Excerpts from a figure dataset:
--*--

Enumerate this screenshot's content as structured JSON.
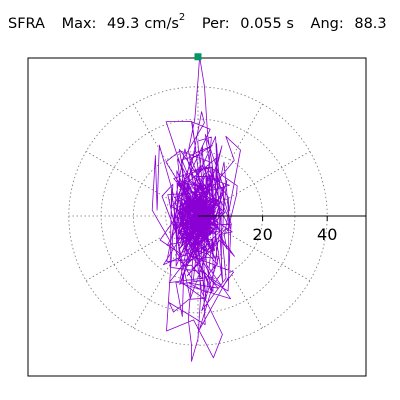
{
  "header": {
    "station": "SFRA",
    "max_label": "Max:",
    "max_value": "49.3",
    "max_unit": "cm/s",
    "max_unit_exp": "2",
    "per_label": "Per:",
    "per_value": "0.055 s",
    "ang_label": "Ang:",
    "ang_value": "88.3"
  },
  "chart_data": {
    "type": "scatter",
    "title": "",
    "axis": {
      "tick_labels": [
        "20",
        "40"
      ],
      "ticks": [
        20,
        40
      ],
      "max": 49.3
    },
    "rings": [
      10,
      20,
      30,
      40
    ],
    "spokes_deg": [
      0,
      30,
      60,
      90,
      120,
      150,
      180,
      210,
      240,
      270,
      300,
      330
    ],
    "peak_marker": {
      "x": 0,
      "y": 49.3
    },
    "trace_color": "#8a00d4",
    "marker_color": "#009966"
  }
}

--*--

YOUR TASK — Except for the pictures, reproduce every line exactly.

EXERCISE ANSWER —
Enumerate this screenshot's content as structured JSON.
{
  "header": {
    "station": "SFRA",
    "max_label": "Max:",
    "max_value": "49.3",
    "max_unit": "cm/s",
    "max_unit_exp": "2",
    "per_label": "Per:",
    "per_value": "0.055 s",
    "ang_label": "Ang:",
    "ang_value": "88.3"
  },
  "chart_data": {
    "type": "scatter",
    "title": "",
    "axis": {
      "tick_labels": [
        "20",
        "40"
      ],
      "ticks": [
        20,
        40
      ],
      "max": 49.3
    },
    "rings": [
      10,
      20,
      30,
      40
    ],
    "spokes_deg": [
      0,
      30,
      60,
      90,
      120,
      150,
      180,
      210,
      240,
      270,
      300,
      330
    ],
    "peak_marker": {
      "x": 0,
      "y": 49.3
    },
    "trace_color": "#8a00d4",
    "marker_color": "#009966"
  }
}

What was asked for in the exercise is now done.